> [Passage to read]

Global stock markets generally fell in the third quarter. In the U.S., larger-company stocks dominated, with the S&P 500 gaining +1.1% while smaller-company stocks were down -7.4%. Year to date, large-cap stocks have gained +8.2% versus a decline of -4.3% for the small-cap benchmark. Our view has been that while U.S. stocks, broadly speaking, are not cheap relative to companies’ earning potential, small caps have been slightly overvalued and are more vulnerable in market sell-offs. 
Developed international and emerging-markets stocks fell during the quarter, particularly in dollar terms as the U.S. dollar rose against other currencies. (A stronger dollar reduces returns on investments denominated in foreign currencies.) In the bond market, yields rose slightly at the prospect of the Federal Reserve exiting its bond buying program and eventually beginning to raise rates (potentially in 2015). The core bond benchmark was flat for the quarter.

The quarter’s financial market results were set against a now familiar backdrop of macroeconomic and geopolitical concerns. Increasingly, we are seeing divergent economic outlooks around the globe: the U.S. is seemingly on a path of modest recovery; Europe is facing stalled growth and potential deflation; and China continues to seek a balance between maintaining sufficient economic growth on the one hand versus slowing credit creation and implementing economic reform on the other. Geopolitical issues, including the recent escalation of U.S. military action in the Middle East, give investors additional outcomes to consider.


The statements and actions of global central bankers continue to exert a powerful influence on financial markets. As a result, we have found ourselves more attuned to monetary policy in recent years than in times past. Monetary policy remains one of the largest unknowns and risk factors as we look forward.

At their latest meeting in mid-September, the Fed continued on its course of ending quantitative easing bond purchases in October, as expected. The Fed also did nothing to dispel market expectations that they are likely to start raising the federal funds rate around mid-2015, given the current trajectory of economic growth and unemployment. However, Federal Reserve Board Chair Janet Yellen again reiterated that all of their decisions will be data dependent, not calendar driven. While the market and the Fed are now in line in terms of the likely timing of the first rate hike, the market still does not expect the pace of rate hikes to be as aggressive as current Fed forecasts imply, using the median forecast of the FOMC members. So the potential for a market surprise in terms of higher and sooner rate increases exists.

> [Requirement 1] Return, character for character, the stretch of the records from their first line through the line containing "outcomes-list [38, 668, 887, 980]".
The market commentary and the records have no connection to each other.

[Layout dataset entries]

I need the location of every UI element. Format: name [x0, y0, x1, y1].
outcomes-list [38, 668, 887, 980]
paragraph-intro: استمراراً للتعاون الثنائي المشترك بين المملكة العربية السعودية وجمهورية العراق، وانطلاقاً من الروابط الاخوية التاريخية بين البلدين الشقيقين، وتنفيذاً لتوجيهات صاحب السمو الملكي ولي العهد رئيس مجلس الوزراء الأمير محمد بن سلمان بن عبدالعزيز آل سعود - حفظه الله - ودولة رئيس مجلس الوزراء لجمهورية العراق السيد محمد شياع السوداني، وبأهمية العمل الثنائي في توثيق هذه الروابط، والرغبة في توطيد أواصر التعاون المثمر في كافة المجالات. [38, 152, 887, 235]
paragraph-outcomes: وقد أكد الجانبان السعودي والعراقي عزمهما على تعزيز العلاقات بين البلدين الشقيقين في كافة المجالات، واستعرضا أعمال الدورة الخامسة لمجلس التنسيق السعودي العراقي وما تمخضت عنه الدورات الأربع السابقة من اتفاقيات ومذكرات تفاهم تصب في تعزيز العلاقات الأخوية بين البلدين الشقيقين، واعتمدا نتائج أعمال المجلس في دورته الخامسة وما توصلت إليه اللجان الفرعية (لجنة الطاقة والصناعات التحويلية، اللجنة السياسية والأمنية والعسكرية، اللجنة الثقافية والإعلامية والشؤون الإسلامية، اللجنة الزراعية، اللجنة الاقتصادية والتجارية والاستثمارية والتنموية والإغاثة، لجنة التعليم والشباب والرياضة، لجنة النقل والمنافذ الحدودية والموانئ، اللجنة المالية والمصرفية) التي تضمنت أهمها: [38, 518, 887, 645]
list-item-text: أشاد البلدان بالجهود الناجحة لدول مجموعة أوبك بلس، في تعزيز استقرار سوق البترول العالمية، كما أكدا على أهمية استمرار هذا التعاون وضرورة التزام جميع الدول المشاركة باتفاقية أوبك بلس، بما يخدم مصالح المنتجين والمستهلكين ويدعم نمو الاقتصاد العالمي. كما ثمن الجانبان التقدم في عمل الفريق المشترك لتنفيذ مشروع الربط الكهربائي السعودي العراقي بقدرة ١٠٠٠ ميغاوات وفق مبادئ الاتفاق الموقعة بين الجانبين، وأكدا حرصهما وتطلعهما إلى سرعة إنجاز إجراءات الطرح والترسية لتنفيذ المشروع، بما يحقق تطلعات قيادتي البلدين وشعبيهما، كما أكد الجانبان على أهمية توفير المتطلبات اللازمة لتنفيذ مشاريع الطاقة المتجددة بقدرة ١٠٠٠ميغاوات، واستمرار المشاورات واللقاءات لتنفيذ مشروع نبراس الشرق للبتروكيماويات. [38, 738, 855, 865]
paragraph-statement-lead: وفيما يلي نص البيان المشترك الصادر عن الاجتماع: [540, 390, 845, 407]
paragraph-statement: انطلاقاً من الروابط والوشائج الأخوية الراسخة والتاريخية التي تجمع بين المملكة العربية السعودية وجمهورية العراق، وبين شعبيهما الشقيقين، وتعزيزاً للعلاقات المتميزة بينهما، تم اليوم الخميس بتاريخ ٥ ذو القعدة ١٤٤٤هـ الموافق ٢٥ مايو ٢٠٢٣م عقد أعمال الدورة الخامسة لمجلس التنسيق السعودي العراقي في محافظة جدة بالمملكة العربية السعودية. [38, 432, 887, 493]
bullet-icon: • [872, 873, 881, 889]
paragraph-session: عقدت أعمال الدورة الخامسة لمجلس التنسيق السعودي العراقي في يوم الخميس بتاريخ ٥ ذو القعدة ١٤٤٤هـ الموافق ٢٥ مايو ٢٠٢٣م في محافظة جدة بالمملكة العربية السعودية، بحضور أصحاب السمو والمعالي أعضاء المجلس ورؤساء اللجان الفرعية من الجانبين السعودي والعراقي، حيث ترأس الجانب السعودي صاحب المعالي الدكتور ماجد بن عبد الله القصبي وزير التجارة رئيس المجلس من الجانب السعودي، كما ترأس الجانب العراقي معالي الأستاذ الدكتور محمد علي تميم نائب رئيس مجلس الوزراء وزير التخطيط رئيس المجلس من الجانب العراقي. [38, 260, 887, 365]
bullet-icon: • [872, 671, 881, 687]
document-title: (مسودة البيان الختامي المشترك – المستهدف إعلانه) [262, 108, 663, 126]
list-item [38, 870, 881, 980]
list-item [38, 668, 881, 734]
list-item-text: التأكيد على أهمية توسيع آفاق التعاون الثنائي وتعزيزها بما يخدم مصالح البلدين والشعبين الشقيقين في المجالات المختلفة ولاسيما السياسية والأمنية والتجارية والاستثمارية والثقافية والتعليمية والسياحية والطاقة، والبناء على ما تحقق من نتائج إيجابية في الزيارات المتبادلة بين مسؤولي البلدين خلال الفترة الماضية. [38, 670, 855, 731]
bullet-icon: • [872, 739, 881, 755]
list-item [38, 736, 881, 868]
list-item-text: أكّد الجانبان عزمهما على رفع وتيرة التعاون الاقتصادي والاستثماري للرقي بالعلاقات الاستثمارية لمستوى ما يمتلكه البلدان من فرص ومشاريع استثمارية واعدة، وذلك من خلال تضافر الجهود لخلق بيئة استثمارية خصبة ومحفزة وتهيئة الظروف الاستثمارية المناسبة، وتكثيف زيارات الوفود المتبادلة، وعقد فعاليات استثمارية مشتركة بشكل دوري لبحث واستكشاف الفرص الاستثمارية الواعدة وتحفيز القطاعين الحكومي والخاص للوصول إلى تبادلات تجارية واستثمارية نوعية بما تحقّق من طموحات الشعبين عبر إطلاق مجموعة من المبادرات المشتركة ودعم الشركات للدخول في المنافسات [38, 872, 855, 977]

> [Requirement 2] Retype the stretch of the market commentary from "The quarter’s financial" through "outcomes to consider." with no changes.

> [Expected answer 1]
I need the location of every UI element. Format: name [x0, y0, x1, y1].
outcomes-list [38, 668, 887, 980]

> [Expected answer 2]
The quarter’s financial market results were set against a now familiar backdrop of macroeconomic and geopolitical concerns. Increasingly, we are seeing divergent economic outlooks around the globe: the U.S. is seemingly on a path of modest recovery; Europe is facing stalled growth and potential deflation; and China continues to seek a balance between maintaining sufficient economic growth on the one hand versus slowing credit creation and implementing economic reform on the other. Geopolitical issues, including the recent escalation of U.S. military action in the Middle East, give investors additional outcomes to consider.